- Problem details -
All entries below need to be written out exactly, but without their pictures.

- Material provided -

****

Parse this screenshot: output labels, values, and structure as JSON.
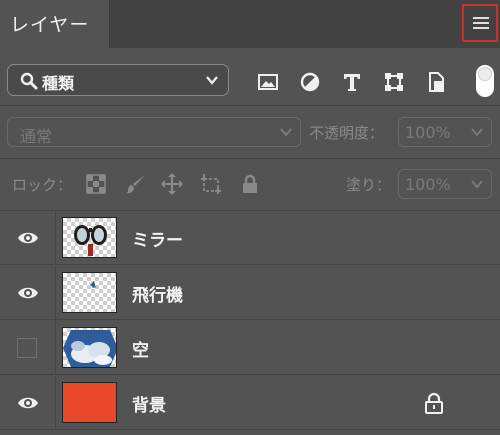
{
  "tab": {
    "title": "レイヤー"
  },
  "filter": {
    "kind_label": "種類"
  },
  "blend": {
    "mode": "通常",
    "opacity_label": "不透明度：",
    "opacity_value": "100%"
  },
  "lock": {
    "label": "ロック：",
    "fill_label": "塗り：",
    "fill_value": "100%"
  },
  "layers": [
    {
      "name": "ミラー",
      "visible": true
    },
    {
      "name": "飛行機",
      "visible": true
    },
    {
      "name": "空",
      "visible": false
    },
    {
      "name": "背景",
      "visible": true,
      "locked": true,
      "color": "#e8492b"
    }
  ],
  "colors": {
    "menu_highlight": "#d12c2c",
    "background_layer": "#e8492b"
  }
}
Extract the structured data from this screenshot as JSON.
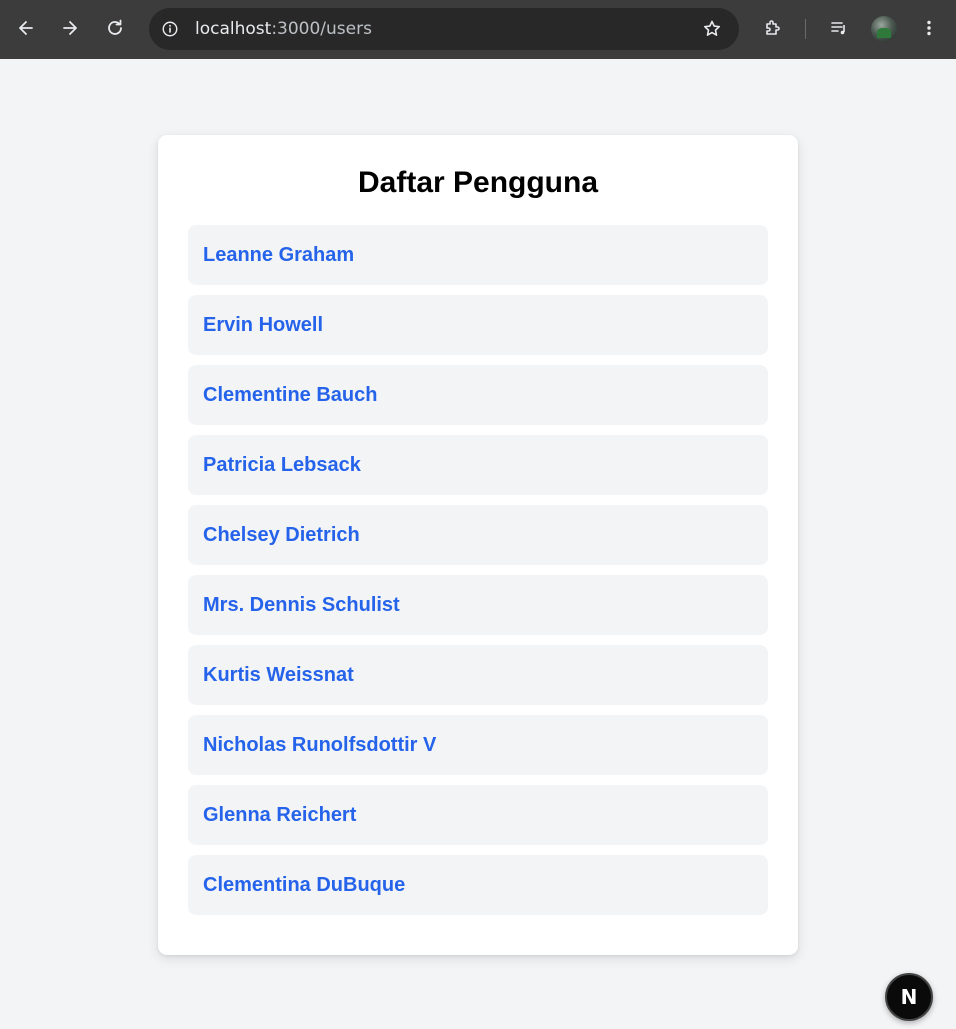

****

- Output of the exercise -
Parse this screenshot: output labels, values, and structure as JSON.
{
  "tab": {
    "title": "レイヤー"
  },
  "filter": {
    "kind_label": "種類"
  },
  "blend": {
    "mode": "通常",
    "opacity_label": "不透明度：",
    "opacity_value": "100%"
  },
  "lock": {
    "label": "ロック：",
    "fill_label": "塗り：",
    "fill_value": "100%"
  },
  "layers": [
    {
      "name": "ミラー",
      "visible": true
    },
    {
      "name": "飛行機",
      "visible": true
    },
    {
      "name": "空",
      "visible": false
    },
    {
      "name": "背景",
      "visible": true,
      "locked": true,
      "color": "#e8492b"
    }
  ],
  "colors": {
    "menu_highlight": "#d12c2c",
    "background_layer": "#e8492b"
  }
}
Extract the structured data from this screenshot as JSON.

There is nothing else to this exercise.